[Start]

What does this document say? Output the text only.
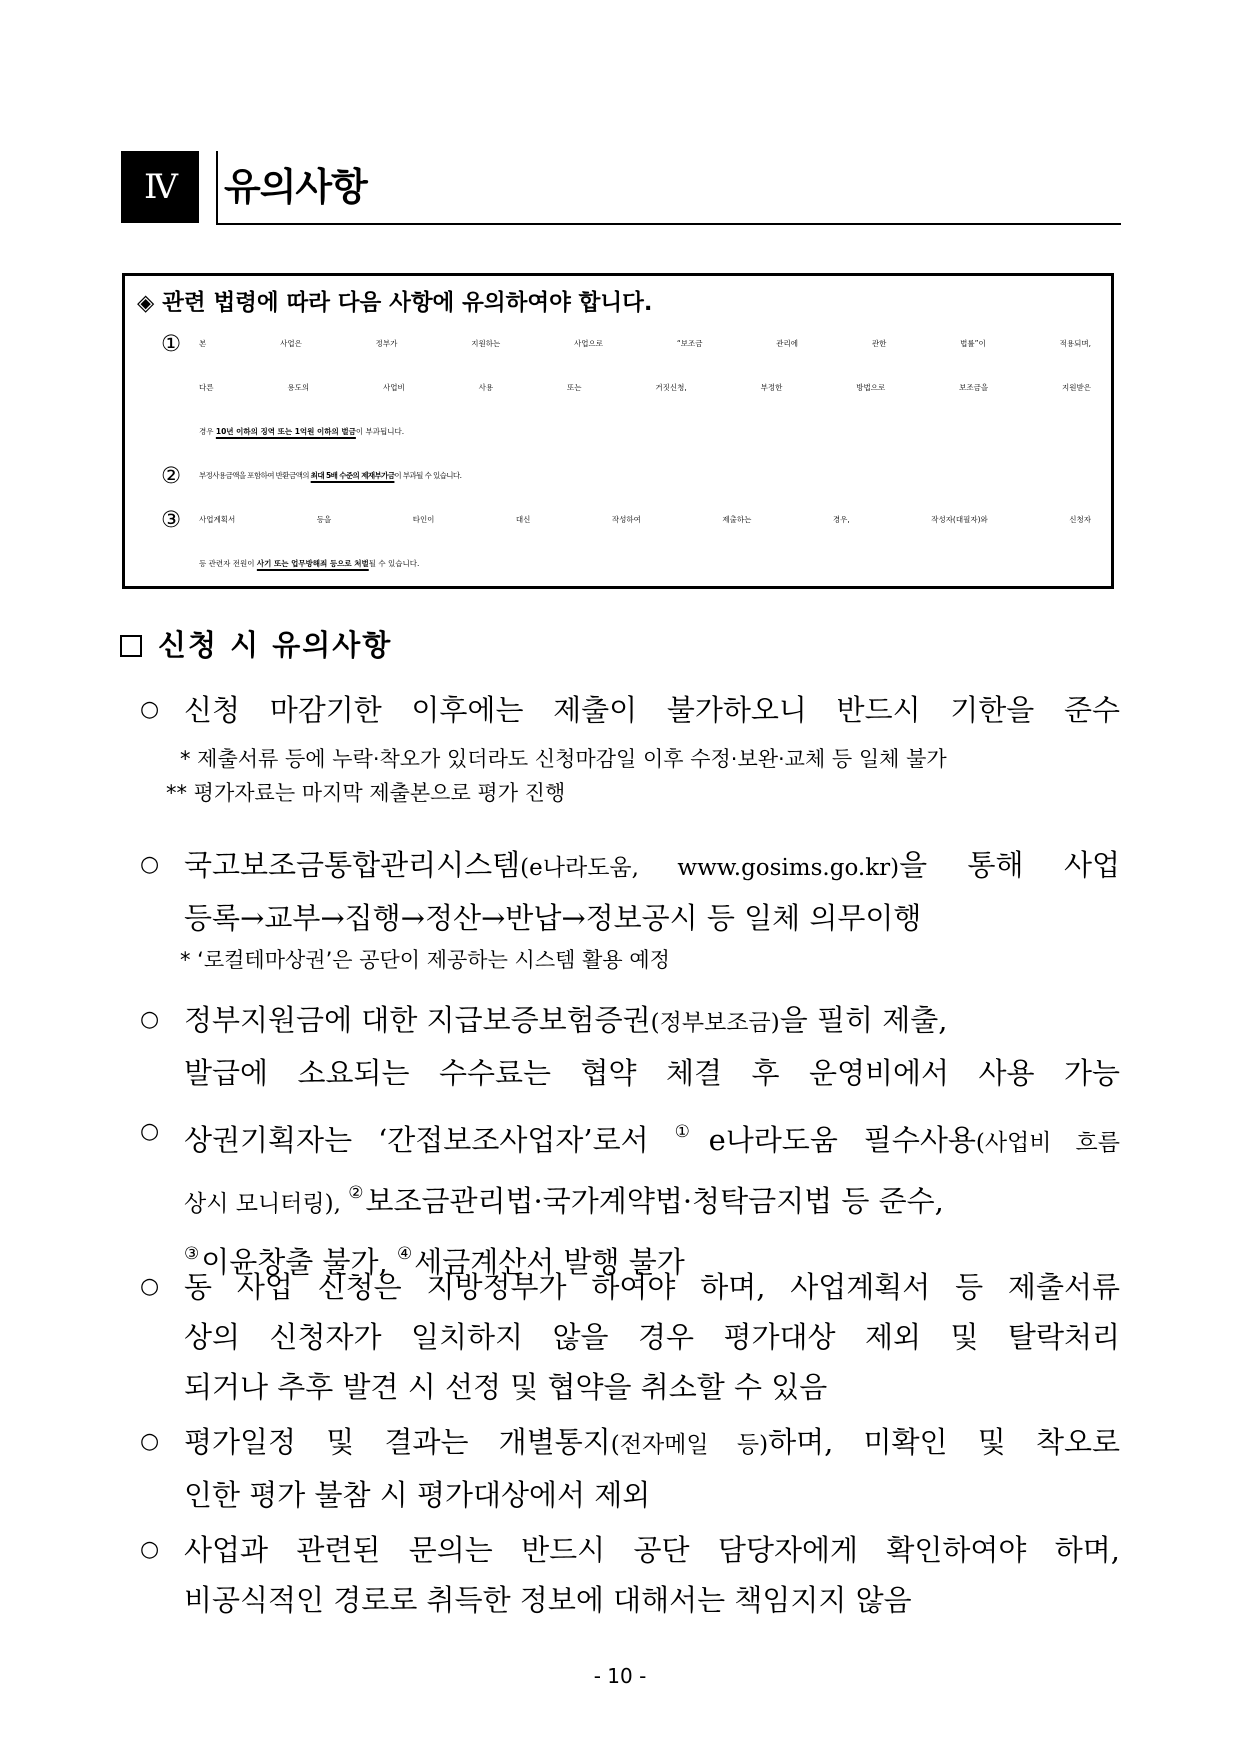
Ⅳ	유의사항
◈ 관련 법령에 따라 다음 사항에 유의하여야 합니다.
①	본 사업은 정부가 지원하는 사업으로 “보조금 관리에 관한 법률”이 적용되며,
다른 용도의 사업비 사용 또는 거짓신청, 부정한 방법으로 보조금을 지원받은
경우 10년 이하의 징역 또는 1억원 이하의 벌금이 부과됩니다.
②	부정사용금액을 포함하여 반환금액의 최대 5배 수준의 제재부가금이 부과될 수 있습니다.
③	사업계획서 등을 타인이 대신 작성하여 제출하는 경우, 작성자(대필자)와 신청자
등 관련자 전원이 사기 또는 업무방해죄 등으로 처벌될 수 있습니다.
신청 시 유의사항
○ 신청 마감기한 이후에는 제출이 불가하오니 반드시 기한을 준수
* 제출서류 등에 누락·착오가 있더라도 신청마감일 이후 수정·보완·교체 등 일체 불가
** 평가자료는 마지막 제출본으로 평가 진행
○ 국고보조금통합관리시스템(e나라도움, www.gosims.go.kr)을 통해 사업
등록→교부→집행→정산→반납→정보공시 등 일체 의무이행
* ‘로컬테마상권’은 공단이 제공하는 시스템 활용 예정
○ 정부지원금에 대한 지급보증보험증권(정부보조금)을 필히 제출,
발급에 소요되는 수수료는 협약 체결 후 운영비에서 사용 가능
○ 상권기획자는 ‘간접보조사업자’로서 ①e나라도움 필수사용(사업비 흐름
상시 모니터링), ②보조금관리법·국가계약법·청탁금지법 등 준수,
③이윤창출 불가, ④세금계산서 발행 불가
○ 동 사업 신청은 지방정부가 하여야 하며, 사업계획서 등 제출서류
상의 신청자가 일치하지 않을 경우 평가대상 제외 및 탈락처리
되거나 추후 발견 시 선정 및 협약을 취소할 수 있음
○ 평가일정 및 결과는 개별통지(전자메일 등)하며, 미확인 및 착오로
인한 평가 불참 시 평가대상에서 제외
○ 사업과 관련된 문의는 반드시 공단 담당자에게 확인하여야 하며,
비공식적인 경로로 취득한 정보에 대해서는 책임지지 않음
- 10 -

[End]

Output the records above exactly as they are, leaving out the pictures.

Full response:
What does this document say? Output the text only.
Ⅳ	유의사항
◈ 관련 법령에 따라 다음 사항에 유의하여야 합니다.
①	본 사업은 정부가 지원하는 사업으로 “보조금 관리에 관한 법률”이 적용되며,
다른 용도의 사업비 사용 또는 거짓신청, 부정한 방법으로 보조금을 지원받은
경우 10년 이하의 징역 또는 1억원 이하의 벌금이 부과됩니다.
②	부정사용금액을 포함하여 반환금액의 최대 5배 수준의 제재부가금이 부과될 수 있습니다.
③	사업계획서 등을 타인이 대신 작성하여 제출하는 경우, 작성자(대필자)와 신청자
등 관련자 전원이 사기 또는 업무방해죄 등으로 처벌될 수 있습니다.
신청 시 유의사항
○ 신청 마감기한 이후에는 제출이 불가하오니 반드시 기한을 준수
* 제출서류 등에 누락·착오가 있더라도 신청마감일 이후 수정·보완·교체 등 일체 불가
** 평가자료는 마지막 제출본으로 평가 진행
○ 국고보조금통합관리시스템(e나라도움, www.gosims.go.kr)을 통해 사업
등록→교부→집행→정산→반납→정보공시 등 일체 의무이행
* ‘로컬테마상권’은 공단이 제공하는 시스템 활용 예정
○ 정부지원금에 대한 지급보증보험증권(정부보조금)을 필히 제출,
발급에 소요되는 수수료는 협약 체결 후 운영비에서 사용 가능
○ 상권기획자는 ‘간접보조사업자’로서 ①e나라도움 필수사용(사업비 흐름
상시 모니터링), ②보조금관리법·국가계약법·청탁금지법 등 준수,
③이윤창출 불가, ④세금계산서 발행 불가
○ 동 사업 신청은 지방정부가 하여야 하며, 사업계획서 등 제출서류
상의 신청자가 일치하지 않을 경우 평가대상 제외 및 탈락처리
되거나 추후 발견 시 선정 및 협약을 취소할 수 있음
○ 평가일정 및 결과는 개별통지(전자메일 등)하며, 미확인 및 착오로
인한 평가 불참 시 평가대상에서 제외
○ 사업과 관련된 문의는 반드시 공단 담당자에게 확인하여야 하며,
비공식적인 경로로 취득한 정보에 대해서는 책임지지 않음
- 10 -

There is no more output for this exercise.